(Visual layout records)

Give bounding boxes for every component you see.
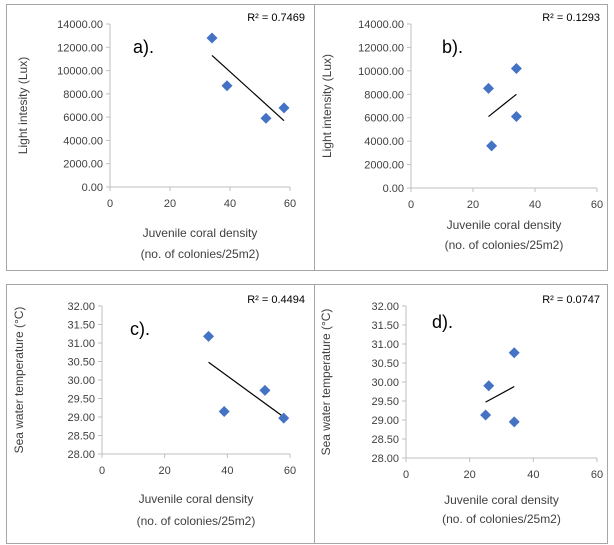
data-point-marker — [483, 82, 494, 94]
chart-panel-d: 28.00 28.50 29.00 29.50 30.00 30.50 31.00 31.50… — [314, 284, 608, 544]
data-point-marker — [259, 384, 271, 396]
y-tick-label: 30.00 — [67, 375, 95, 387]
x-axis-label: Juvenile coral density — [143, 226, 258, 240]
r-squared-label: R² = 0.4494 — [247, 294, 305, 306]
x-axis-label: Juvenile coral density — [444, 493, 559, 507]
y-tick-label: 2000.00 — [364, 160, 404, 172]
chart-d-svg: 28.00 28.50 29.00 29.50 30.00 30.50 31.00 31.50… — [319, 294, 603, 526]
chart-panel-b: 0.00 2000.00 4000.00 6000.00 8000.00 10000.00… — [314, 4, 608, 271]
y-tick-label: 31.50 — [67, 320, 95, 332]
x-axis-label: Juvenile coral density — [447, 218, 562, 232]
x-tick-label: 0 — [403, 469, 409, 481]
chart-a-svg: 0.00 2000.00 4000.00 6000.00 8000.00 10000.00… — [16, 12, 305, 261]
y-tick-label: 8000.00 — [63, 89, 103, 101]
x-axis-label: (no. of colonies/25m2) — [442, 512, 561, 526]
y-tick-label: 4000.00 — [63, 135, 103, 147]
data-point-marker — [508, 347, 520, 359]
x-tick-label: 20 — [464, 469, 476, 481]
y-tick-label: 29.50 — [67, 394, 95, 406]
x-tick-label: 40 — [221, 465, 233, 477]
y-tick-label: 31.50 — [371, 320, 399, 332]
x-tick-label: 60 — [284, 198, 296, 210]
data-point-marker — [483, 380, 495, 392]
y-axis-label: Sea water temperature (°C) — [12, 307, 26, 454]
data-point-marker — [278, 412, 290, 424]
trendline — [208, 361, 285, 418]
y-axis-label: Light intesity (Lux) — [16, 57, 30, 154]
chart-panel-c: 28.00 28.50 29.00 29.50 30.00 30.50 31.00 31.50… — [6, 284, 315, 544]
trendline — [488, 93, 517, 118]
x-tick-label: 40 — [527, 469, 539, 481]
y-tick-label: 12000.00 — [57, 42, 103, 54]
r-squared-label: R² = 0.0747 — [542, 294, 600, 306]
x-tick-label: 40 — [224, 198, 236, 210]
x-tick-label: 0 — [408, 199, 414, 211]
data-point-marker — [508, 416, 520, 428]
y-tick-label: 31.00 — [67, 338, 95, 350]
panel-label: c). — [130, 319, 150, 339]
y-tick-label: 6000.00 — [364, 113, 404, 125]
y-tick-label: 0.00 — [82, 182, 103, 194]
x-tick-label: 60 — [591, 199, 603, 211]
y-tick-label: 0.00 — [383, 183, 404, 195]
y-tick-label: 29.00 — [371, 415, 399, 427]
y-tick-label: 10000.00 — [358, 66, 404, 78]
y-tick-label: 4000.00 — [364, 136, 404, 148]
y-axis-label: Light intensity (Lux) — [320, 54, 334, 158]
y-tick-label: 28.50 — [371, 434, 399, 446]
chart-panel-a: 0.00 2000.00 4000.00 6000.00 8000.00 10000.00… — [6, 4, 315, 271]
y-tick-label: 28.00 — [371, 453, 399, 465]
data-point-marker — [206, 32, 218, 44]
panel-label: b). — [442, 37, 463, 57]
y-tick-label: 14000.00 — [358, 19, 404, 31]
y-tick-label: 29.00 — [67, 412, 95, 424]
x-tick-label: 20 — [467, 199, 479, 211]
r-squared-label: R² = 0.7469 — [247, 12, 305, 24]
data-point-marker — [260, 112, 272, 124]
x-tick-label: 40 — [529, 199, 541, 211]
data-point-marker — [218, 405, 230, 417]
chart-c-svg: 28.00 28.50 29.00 29.50 30.00 30.50 31.00 31.50… — [12, 294, 305, 528]
data-point-marker — [510, 63, 522, 75]
y-tick-label: 30.50 — [371, 358, 399, 370]
y-tick-label: 28.00 — [67, 449, 95, 461]
x-tick-label: 0 — [107, 198, 113, 210]
y-tick-label: 6000.00 — [63, 112, 103, 124]
x-axis-label: Juvenile coral density — [139, 492, 254, 506]
data-point-marker — [480, 409, 492, 421]
y-tick-label: 8000.00 — [364, 89, 404, 101]
x-tick-label: 60 — [591, 469, 603, 481]
data-point-marker — [278, 102, 290, 114]
y-tick-label: 30.00 — [371, 377, 399, 389]
panel-label: a). — [133, 37, 154, 57]
data-point-marker — [221, 80, 233, 92]
r-squared-label: R² = 0.1293 — [542, 12, 600, 24]
data-point-marker — [510, 111, 522, 123]
y-tick-label: 32.00 — [67, 301, 95, 313]
chart-b-svg: 0.00 2000.00 4000.00 6000.00 8000.00 10000.00… — [320, 12, 603, 252]
data-point-marker — [486, 140, 498, 152]
y-tick-label: 12000.00 — [358, 42, 404, 54]
trendline — [211, 54, 285, 122]
y-tick-label: 31.00 — [371, 339, 399, 351]
x-tick-label: 60 — [284, 465, 296, 477]
x-axis-label: (no. of colonies/25m2) — [445, 238, 564, 252]
x-tick-label: 20 — [159, 465, 171, 477]
y-tick-label: 32.00 — [371, 301, 399, 313]
panel-label: d). — [432, 312, 453, 332]
y-axis-label: Sea water temperature (°C) — [319, 309, 333, 456]
y-tick-label: 14000.00 — [57, 19, 103, 31]
y-tick-label: 2000.00 — [63, 159, 103, 171]
data-point-marker — [203, 330, 215, 342]
x-axis-label: (no. of colonies/25m2) — [141, 247, 260, 261]
x-tick-label: 20 — [164, 198, 176, 210]
x-axis-label: (no. of colonies/25m2) — [137, 514, 256, 528]
y-tick-label: 29.50 — [371, 396, 399, 408]
y-tick-label: 10000.00 — [57, 66, 103, 78]
trendline — [485, 386, 515, 403]
x-tick-label: 0 — [99, 465, 105, 477]
y-tick-label: 30.50 — [67, 357, 95, 369]
y-tick-label: 28.50 — [67, 431, 95, 443]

• Direction
Put every line of the material into a JSON list of strings, one string per line, with blank lines and picture placeholders left out.

• Result for this task
[
  "Give bounding boxes for every component you see.",
  "data-point-marker — [483, 82, 494, 94]",
  "chart-panel-d: 28.00 28.50 29.00 29.50 30.00 30.50 31.00 31.50… — [314, 284, 608, 544]",
  "data-point-marker — [259, 384, 271, 396]",
  "y-tick-label: 30.00 — [67, 375, 95, 387]",
  "x-axis-label: Juvenile coral density — [143, 226, 258, 240]",
  "r-squared-label: R² = 0.4494 — [247, 294, 305, 306]",
  "x-axis-label: Juvenile coral density — [444, 493, 559, 507]",
  "y-tick-label: 2000.00 — [364, 160, 404, 172]",
  "chart-d-svg: 28.00 28.50 29.00 29.50 30.00 30.50 31.00 31.50… — [319, 294, 603, 526]",
  "chart-panel-b: 0.00 2000.00 4000.00 6000.00 8000.00 10000.00… — [314, 4, 608, 271]",
  "y-tick-label: 31.50 — [67, 320, 95, 332]",
  "x-axis-label: Juvenile coral density — [447, 218, 562, 232]",
  "x-tick-label: 0 — [403, 469, 409, 481]",
  "chart-a-svg: 0.00 2000.00 4000.00 6000.00 8000.00 10000.00… — [16, 12, 305, 261]",
  "y-tick-label: 8000.00 — [63, 89, 103, 101]",
  "x-axis-label: (no. of colonies/25m2) — [442, 512, 561, 526]",
  "y-tick-label: 4000.00 — [63, 135, 103, 147]",
  "data-point-marker — [508, 347, 520, 359]",
  "x-tick-label: 20 — [464, 469, 476, 481]",
  "y-tick-label: 29.50 — [67, 394, 95, 406]",
  "x-tick-label: 40 — [221, 465, 233, 477]",
  "y-tick-label: 31.50 — [371, 320, 399, 332]",
  "x-tick-label: 60 — [284, 198, 296, 210]",
  "data-point-marker — [483, 380, 495, 392]",
  "y-axis-label: Sea water temperature (°C) — [12, 307, 26, 454]",
  "data-point-marker — [278, 412, 290, 424]",
  "trendline — [208, 361, 285, 418]",
  "y-axis-label: Light intesity (Lux) — [16, 57, 30, 154]",
  "chart-panel-c: 28.00 28.50 29.00 29.50 30.00 30.50 31.00 31.50… — [6, 284, 315, 544]",
  "trendline — [488, 93, 517, 118]",
  "x-tick-label: 40 — [527, 469, 539, 481]",
  "y-tick-label: 12000.00 — [57, 42, 103, 54]",
  "r-squared-label: R² = 0.0747 — [542, 294, 600, 306]",
  "x-tick-label: 40 — [224, 198, 236, 210]",
  "x-tick-label: 0 — [408, 199, 414, 211]",
  "data-point-marker — [508, 416, 520, 428]",
  "y-tick-label: 31.00 — [67, 338, 95, 350]",
  "panel-label: c). — [130, 319, 150, 339]",
  "y-tick-label: 6000.00 — [364, 113, 404, 125]",
  "y-tick-label: 0.00 — [82, 182, 103, 194]",
  "x-tick-label: 60 — [591, 199, 603, 211]",
  "y-tick-label: 0.00 — [383, 183, 404, 195]",
  "y-tick-label: 29.00 — [371, 415, 399, 427]",
  "y-tick-label: 10000.00 — [358, 66, 404, 78]",
  "y-tick-label: 4000.00 — [364, 136, 404, 148]",
  "y-axis-label: Light intensity (Lux) — [320, 54, 334, 158]",
  "y-tick-label: 28.50 — [371, 434, 399, 446]",
  "chart-panel-a: 0.00 2000.00 4000.00 6000.00 8000.00 10000.00… — [6, 4, 315, 271]",
  "y-tick-label: 28.00 — [371, 453, 399, 465]",
  "data-point-marker — [206, 32, 218, 44]",
  "panel-label: b). — [442, 37, 463, 57]",
  "y-tick-label: 14000.00 — [358, 19, 404, 31]",
  "y-tick-label: 29.00 — [67, 412, 95, 424]",
  "x-tick-label: 20 — [467, 199, 479, 211]",
  "r-squared-label: R² = 0.7469 — [247, 12, 305, 24]",
  "data-point-marker — [260, 112, 272, 124]",
  "x-tick-label: 40 — [529, 199, 541, 211]",
  "data-point-marker — [218, 405, 230, 417]",
  "chart-c-svg: 28.00 28.50 29.00 29.50 30.00 30.50 31.00 31.50… — [12, 294, 305, 528]",
  "data-point-marker — [510, 63, 522, 75]",
  "y-tick-label: 30.50 — [371, 358, 399, 370]",
  "y-tick-label: 28.00 — [67, 449, 95, 461]",
  "x-tick-label: 0 — [107, 198, 113, 210]",
  "y-tick-label: 6000.00 — [63, 112, 103, 124]",
  "x-axis-label: Juvenile coral density — [139, 492, 254, 506]",
  "data-point-marker — [480, 409, 492, 421]",
  "y-tick-label: 8000.00 — [364, 89, 404, 101]",
  "x-tick-label: 60 — [591, 469, 603, 481]",
  "data-point-marker — [278, 102, 290, 114]",
  "y-tick-label: 30.00 — [371, 377, 399, 389]",
  "panel-label: a). — [133, 37, 154, 57]",
  "data-point-marker — [221, 80, 233, 92]",
  "r-squared-label: R² = 0.1293 — [542, 12, 600, 24]",
  "data-point-marker — [510, 111, 522, 123]",
  "y-tick-label: 32.00 — [67, 301, 95, 313]",
  "chart-b-svg: 0.00 2000.00 4000.00 6000.00 8000.00 10000.00… — [320, 12, 603, 252]",
  "data-point-marker — [486, 140, 498, 152]",
  "y-tick-label: 12000.00 — [358, 42, 404, 54]",
  "trendline — [211, 54, 285, 122]",
  "y-tick-label: 31.00 — [371, 339, 399, 351]",
  "x-tick-label: 60 — [284, 465, 296, 477]",
  "x-axis-label: (no. of colonies/25m2) — [445, 238, 564, 252]",
  "x-tick-label: 20 — [159, 465, 171, 477]",
  "y-tick-label: 32.00 — [371, 301, 399, 313]",
  "panel-label: d). — [432, 312, 453, 332]",
  "y-axis-label: Sea water temperature (°C) — [319, 309, 333, 456]",
  "y-tick-label: 14000.00 — [57, 19, 103, 31]",
  "y-tick-label: 2000.00 — [63, 159, 103, 171]",
  "data-point-marker — [203, 330, 215, 342]",
  "x-axis-label: (no. of colonies/25m2) — [141, 247, 260, 261]",
  "x-tick-label: 20 — [164, 198, 176, 210]",
  "x-axis-label: (no. of colonies/25m2) — [137, 514, 256, 528]",
  "y-tick-label: 29.50 — [371, 396, 399, 408]",
  "y-tick-label: 10000.00 — [57, 66, 103, 78]",
  "trendline — [485, 386, 515, 403]",
  "x-tick-label: 0 — [99, 465, 105, 477]",
  "y-tick-label: 30.50 — [67, 357, 95, 369]",
  "y-tick-label: 28.50 — [67, 431, 95, 443]"
]